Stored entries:
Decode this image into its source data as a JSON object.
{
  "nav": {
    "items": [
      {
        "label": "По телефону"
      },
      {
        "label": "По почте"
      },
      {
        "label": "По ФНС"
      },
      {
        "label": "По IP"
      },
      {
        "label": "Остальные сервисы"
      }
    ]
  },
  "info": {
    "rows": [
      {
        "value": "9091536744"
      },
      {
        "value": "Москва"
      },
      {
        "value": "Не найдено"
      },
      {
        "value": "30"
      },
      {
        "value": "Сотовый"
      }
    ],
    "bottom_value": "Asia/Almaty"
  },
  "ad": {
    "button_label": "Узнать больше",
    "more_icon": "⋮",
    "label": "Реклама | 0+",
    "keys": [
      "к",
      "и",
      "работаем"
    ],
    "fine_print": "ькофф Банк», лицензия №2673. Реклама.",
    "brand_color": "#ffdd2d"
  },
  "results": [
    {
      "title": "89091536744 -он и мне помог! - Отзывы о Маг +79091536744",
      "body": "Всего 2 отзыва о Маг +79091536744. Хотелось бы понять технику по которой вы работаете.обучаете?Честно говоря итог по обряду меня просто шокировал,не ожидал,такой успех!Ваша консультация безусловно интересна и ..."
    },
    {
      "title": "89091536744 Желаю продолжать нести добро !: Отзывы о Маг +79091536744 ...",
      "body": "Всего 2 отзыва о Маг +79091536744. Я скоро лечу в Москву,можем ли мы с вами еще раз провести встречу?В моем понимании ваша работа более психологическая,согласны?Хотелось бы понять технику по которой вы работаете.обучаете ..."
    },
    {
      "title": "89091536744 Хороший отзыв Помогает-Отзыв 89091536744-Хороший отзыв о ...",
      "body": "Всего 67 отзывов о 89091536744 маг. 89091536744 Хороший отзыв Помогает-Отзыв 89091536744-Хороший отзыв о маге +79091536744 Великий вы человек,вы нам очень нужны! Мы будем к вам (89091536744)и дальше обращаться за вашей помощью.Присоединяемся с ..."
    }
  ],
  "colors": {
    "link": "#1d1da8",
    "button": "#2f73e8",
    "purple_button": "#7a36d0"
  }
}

Task: Track down every line with the word "title" and copy it.

Output of the task:
      "title": "89091536744 -он и мне помог! - Отзывы о Маг +79091536744",
      "title": "89091536744 Желаю продолжать нести добро !: Отзывы о Маг +79091536744 ...",
      "title": "89091536744 Хороший отзыв Помогает-Отзыв 89091536744-Хороший отзыв о ...",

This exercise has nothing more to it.